Search the entries for the word "газовые" and pull out each line that has it.

---------- TASK DATA ----------

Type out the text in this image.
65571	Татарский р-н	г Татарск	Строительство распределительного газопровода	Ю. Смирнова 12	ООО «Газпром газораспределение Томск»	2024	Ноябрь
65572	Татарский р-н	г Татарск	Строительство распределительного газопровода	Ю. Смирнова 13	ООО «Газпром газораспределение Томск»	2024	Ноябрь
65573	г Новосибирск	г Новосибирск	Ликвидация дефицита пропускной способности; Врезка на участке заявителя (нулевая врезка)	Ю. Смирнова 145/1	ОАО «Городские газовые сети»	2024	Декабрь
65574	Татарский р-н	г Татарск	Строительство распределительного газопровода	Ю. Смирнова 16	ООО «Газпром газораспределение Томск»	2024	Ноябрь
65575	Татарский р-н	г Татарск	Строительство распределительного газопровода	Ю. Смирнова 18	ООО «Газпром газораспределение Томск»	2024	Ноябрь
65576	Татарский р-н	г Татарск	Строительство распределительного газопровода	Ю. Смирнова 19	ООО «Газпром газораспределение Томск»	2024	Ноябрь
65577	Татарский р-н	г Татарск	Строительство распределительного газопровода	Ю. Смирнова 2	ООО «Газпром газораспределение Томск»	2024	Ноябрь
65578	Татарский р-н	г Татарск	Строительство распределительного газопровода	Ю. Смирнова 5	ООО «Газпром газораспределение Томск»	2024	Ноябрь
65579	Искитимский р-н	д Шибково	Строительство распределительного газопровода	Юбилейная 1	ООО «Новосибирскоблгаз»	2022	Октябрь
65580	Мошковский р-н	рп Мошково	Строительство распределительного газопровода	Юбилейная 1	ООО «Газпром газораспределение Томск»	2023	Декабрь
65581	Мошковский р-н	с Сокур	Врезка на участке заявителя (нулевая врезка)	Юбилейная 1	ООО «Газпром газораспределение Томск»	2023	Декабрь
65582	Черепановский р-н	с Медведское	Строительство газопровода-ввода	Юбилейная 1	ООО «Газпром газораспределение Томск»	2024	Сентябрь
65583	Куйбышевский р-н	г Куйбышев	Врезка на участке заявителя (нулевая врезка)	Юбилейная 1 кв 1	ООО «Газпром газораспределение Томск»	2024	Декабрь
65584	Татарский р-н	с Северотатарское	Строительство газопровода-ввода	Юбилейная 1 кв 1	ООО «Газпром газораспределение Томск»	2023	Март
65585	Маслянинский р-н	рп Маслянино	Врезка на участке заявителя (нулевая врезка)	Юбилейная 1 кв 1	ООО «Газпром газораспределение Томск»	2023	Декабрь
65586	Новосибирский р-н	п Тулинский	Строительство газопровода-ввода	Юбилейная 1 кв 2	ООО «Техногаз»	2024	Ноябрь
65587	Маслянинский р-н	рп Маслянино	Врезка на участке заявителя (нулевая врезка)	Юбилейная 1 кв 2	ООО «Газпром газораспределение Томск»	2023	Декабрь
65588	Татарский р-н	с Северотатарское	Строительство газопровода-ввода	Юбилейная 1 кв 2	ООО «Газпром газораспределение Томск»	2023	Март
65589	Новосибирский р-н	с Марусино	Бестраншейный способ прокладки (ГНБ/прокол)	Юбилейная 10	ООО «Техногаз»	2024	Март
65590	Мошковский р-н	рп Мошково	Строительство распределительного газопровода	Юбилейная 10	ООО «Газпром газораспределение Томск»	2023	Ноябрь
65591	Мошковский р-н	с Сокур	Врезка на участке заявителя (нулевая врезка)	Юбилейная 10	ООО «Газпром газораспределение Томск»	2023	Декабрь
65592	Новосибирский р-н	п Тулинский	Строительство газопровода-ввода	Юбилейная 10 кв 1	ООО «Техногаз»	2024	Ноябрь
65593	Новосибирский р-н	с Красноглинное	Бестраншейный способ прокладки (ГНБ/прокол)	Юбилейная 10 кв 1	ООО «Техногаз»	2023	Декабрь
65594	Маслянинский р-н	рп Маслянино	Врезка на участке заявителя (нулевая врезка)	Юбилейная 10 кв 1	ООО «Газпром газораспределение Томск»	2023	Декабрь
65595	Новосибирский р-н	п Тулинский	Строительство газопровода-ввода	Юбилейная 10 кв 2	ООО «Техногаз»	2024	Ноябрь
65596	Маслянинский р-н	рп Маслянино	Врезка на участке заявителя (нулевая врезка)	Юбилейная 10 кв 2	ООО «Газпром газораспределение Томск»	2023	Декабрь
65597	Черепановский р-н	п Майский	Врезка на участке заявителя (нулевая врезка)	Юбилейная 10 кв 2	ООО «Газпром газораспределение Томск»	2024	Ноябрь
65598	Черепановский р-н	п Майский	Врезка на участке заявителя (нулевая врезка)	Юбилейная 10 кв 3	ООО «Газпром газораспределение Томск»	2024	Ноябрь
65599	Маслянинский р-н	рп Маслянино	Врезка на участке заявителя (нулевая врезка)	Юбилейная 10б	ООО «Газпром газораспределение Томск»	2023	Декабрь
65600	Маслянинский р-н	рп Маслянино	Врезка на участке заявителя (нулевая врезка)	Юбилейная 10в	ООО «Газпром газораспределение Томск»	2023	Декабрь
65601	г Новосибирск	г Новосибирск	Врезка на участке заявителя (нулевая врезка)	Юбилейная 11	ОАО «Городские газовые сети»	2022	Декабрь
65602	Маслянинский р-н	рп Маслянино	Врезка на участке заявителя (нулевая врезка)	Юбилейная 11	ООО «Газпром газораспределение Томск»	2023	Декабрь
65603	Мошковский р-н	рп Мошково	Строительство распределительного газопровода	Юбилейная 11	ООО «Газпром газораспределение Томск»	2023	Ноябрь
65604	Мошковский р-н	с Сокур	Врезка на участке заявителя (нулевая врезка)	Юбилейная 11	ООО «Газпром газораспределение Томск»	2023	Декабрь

----------

* _FINAL RESULT_:
65573	г Новосибирск	г Новосибирск	Ликвидация дефицита пропускной способности; Врезка на участке заявителя (нулевая врезка)	Ю. Смирнова 145/1	ОАО «Городские газовые сети»	2024	Декабрь
65601	г Новосибирск	г Новосибирск	Врезка на участке заявителя (нулевая врезка)	Юбилейная 11	ОАО «Городские газовые сети»	2022	Декабрь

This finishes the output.